Dataset rows
::::

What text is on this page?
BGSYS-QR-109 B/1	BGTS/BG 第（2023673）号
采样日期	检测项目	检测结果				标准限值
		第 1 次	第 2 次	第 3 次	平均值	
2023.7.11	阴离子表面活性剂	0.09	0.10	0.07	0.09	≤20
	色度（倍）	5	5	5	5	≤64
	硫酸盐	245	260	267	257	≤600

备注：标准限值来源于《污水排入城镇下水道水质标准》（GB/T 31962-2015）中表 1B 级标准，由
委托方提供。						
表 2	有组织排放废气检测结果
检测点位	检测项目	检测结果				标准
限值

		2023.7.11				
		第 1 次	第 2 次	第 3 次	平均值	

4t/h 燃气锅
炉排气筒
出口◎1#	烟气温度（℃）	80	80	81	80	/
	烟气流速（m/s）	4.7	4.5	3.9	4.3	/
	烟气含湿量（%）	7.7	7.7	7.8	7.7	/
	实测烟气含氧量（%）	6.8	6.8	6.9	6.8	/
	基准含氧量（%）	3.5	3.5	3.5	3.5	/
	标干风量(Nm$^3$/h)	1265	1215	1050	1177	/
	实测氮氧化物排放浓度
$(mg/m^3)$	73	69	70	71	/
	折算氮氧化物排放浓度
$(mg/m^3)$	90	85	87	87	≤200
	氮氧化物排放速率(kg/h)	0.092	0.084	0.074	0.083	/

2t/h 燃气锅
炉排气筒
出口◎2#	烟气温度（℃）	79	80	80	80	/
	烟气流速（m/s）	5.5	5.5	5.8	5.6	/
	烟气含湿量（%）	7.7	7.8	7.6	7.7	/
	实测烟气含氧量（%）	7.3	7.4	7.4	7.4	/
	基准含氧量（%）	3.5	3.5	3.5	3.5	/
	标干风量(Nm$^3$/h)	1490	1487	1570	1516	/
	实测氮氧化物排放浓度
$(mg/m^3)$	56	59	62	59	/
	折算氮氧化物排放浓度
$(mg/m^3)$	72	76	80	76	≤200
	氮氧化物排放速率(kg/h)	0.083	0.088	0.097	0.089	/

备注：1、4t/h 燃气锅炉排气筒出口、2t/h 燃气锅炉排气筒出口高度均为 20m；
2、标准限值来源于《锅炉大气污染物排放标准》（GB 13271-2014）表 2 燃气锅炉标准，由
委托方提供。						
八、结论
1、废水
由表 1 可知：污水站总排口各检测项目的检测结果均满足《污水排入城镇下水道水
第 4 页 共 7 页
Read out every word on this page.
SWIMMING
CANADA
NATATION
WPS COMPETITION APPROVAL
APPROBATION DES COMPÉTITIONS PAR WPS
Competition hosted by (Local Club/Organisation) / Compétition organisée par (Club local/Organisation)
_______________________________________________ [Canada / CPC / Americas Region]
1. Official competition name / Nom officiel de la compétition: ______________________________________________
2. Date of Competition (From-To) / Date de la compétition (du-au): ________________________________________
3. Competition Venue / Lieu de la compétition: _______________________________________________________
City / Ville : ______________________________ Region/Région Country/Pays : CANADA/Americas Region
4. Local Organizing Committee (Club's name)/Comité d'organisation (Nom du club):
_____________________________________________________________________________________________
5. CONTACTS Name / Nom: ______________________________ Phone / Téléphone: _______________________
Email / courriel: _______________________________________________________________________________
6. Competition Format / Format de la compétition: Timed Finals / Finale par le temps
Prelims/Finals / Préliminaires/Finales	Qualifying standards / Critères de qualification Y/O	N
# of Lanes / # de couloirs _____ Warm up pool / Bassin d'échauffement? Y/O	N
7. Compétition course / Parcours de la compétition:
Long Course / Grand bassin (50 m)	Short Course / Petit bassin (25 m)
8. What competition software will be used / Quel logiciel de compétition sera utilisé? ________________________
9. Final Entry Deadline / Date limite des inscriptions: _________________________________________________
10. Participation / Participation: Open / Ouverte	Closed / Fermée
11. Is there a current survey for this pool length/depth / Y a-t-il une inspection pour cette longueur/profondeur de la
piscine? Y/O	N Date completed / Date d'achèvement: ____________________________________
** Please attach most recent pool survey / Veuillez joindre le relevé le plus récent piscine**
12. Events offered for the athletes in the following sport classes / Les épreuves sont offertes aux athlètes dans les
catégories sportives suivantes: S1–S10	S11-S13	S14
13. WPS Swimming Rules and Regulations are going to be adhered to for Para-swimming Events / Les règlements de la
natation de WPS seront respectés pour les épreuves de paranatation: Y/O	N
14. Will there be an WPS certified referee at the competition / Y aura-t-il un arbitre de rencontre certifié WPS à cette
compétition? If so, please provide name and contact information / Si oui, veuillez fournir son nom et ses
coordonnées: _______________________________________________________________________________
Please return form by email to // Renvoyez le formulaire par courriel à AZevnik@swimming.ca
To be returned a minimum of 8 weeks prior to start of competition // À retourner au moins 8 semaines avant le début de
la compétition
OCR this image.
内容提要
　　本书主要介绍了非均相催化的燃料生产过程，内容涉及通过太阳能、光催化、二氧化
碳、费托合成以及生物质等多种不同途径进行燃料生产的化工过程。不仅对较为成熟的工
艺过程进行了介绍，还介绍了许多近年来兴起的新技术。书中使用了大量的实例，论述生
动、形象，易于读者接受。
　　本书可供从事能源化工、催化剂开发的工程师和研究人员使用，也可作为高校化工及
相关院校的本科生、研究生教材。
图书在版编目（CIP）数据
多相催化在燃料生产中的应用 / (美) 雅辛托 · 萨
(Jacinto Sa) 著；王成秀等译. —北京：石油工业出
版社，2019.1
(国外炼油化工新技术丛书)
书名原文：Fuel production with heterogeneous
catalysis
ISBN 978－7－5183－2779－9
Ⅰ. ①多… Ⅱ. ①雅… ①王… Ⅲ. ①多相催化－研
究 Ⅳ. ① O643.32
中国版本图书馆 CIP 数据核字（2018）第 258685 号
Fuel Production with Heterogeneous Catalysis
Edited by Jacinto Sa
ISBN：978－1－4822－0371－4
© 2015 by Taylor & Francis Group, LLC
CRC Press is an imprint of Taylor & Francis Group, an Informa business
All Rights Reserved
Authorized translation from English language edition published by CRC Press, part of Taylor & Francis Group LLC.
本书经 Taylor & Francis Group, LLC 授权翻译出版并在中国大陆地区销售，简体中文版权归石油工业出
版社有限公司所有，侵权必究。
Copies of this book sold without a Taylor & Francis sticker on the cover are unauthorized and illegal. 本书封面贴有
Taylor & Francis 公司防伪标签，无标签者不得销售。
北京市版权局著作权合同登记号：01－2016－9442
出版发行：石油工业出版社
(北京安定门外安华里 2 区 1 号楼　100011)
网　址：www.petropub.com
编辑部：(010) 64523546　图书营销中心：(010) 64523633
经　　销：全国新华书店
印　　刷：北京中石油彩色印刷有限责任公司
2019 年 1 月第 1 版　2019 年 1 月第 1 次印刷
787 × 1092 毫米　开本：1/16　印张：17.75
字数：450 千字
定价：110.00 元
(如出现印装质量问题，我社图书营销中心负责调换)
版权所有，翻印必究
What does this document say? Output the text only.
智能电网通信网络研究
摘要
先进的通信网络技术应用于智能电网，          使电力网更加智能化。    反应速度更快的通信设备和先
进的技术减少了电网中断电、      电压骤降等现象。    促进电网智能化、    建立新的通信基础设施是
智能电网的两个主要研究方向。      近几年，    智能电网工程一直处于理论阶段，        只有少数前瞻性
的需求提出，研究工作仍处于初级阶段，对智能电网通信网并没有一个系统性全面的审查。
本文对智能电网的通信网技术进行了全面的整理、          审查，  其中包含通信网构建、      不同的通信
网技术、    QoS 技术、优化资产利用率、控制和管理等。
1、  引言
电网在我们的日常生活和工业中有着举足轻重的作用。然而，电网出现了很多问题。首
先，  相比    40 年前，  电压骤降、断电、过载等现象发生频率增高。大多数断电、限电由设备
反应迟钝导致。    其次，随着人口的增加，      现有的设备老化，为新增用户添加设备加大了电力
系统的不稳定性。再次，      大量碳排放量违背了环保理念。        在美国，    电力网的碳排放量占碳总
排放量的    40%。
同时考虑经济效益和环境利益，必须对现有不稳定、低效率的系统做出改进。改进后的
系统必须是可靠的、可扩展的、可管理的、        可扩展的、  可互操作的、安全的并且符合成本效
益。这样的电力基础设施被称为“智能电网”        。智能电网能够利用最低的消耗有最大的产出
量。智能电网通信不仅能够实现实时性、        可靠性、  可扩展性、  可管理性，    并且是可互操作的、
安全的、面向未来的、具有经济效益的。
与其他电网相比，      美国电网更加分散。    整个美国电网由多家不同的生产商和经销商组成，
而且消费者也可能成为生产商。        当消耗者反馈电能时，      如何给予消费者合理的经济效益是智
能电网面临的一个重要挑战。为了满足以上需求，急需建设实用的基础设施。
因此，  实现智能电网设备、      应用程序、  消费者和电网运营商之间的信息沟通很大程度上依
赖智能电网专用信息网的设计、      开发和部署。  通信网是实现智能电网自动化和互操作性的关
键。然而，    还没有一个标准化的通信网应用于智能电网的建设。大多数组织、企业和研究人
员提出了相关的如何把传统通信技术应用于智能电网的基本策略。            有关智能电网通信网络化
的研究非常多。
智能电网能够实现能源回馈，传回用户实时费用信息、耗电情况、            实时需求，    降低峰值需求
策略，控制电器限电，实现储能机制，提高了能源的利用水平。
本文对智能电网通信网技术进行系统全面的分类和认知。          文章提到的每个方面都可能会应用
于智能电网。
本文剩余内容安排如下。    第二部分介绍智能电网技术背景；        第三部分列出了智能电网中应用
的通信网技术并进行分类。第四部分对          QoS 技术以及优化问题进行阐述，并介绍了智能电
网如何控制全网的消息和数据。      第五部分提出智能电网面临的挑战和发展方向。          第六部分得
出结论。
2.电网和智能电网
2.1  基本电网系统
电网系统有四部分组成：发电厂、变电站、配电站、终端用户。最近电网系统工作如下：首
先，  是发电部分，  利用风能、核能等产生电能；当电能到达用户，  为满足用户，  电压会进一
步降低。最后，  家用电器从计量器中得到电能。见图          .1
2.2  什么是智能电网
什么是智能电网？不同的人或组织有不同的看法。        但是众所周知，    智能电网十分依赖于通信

::::

● **Aim of the exercise**
Make a copy of each line that contains the string "Group".

● **Answer for the task**
© 2015 by Taylor & Francis Group, LLC
CRC Press is an imprint of Taylor & Francis Group, an Informa business
Authorized translation from English language edition published by CRC Press, part of Taylor & Francis Group LLC.
本书经 Taylor & Francis Group, LLC 授权翻译出版并在中国大陆地区销售，简体中文版权归石油工业出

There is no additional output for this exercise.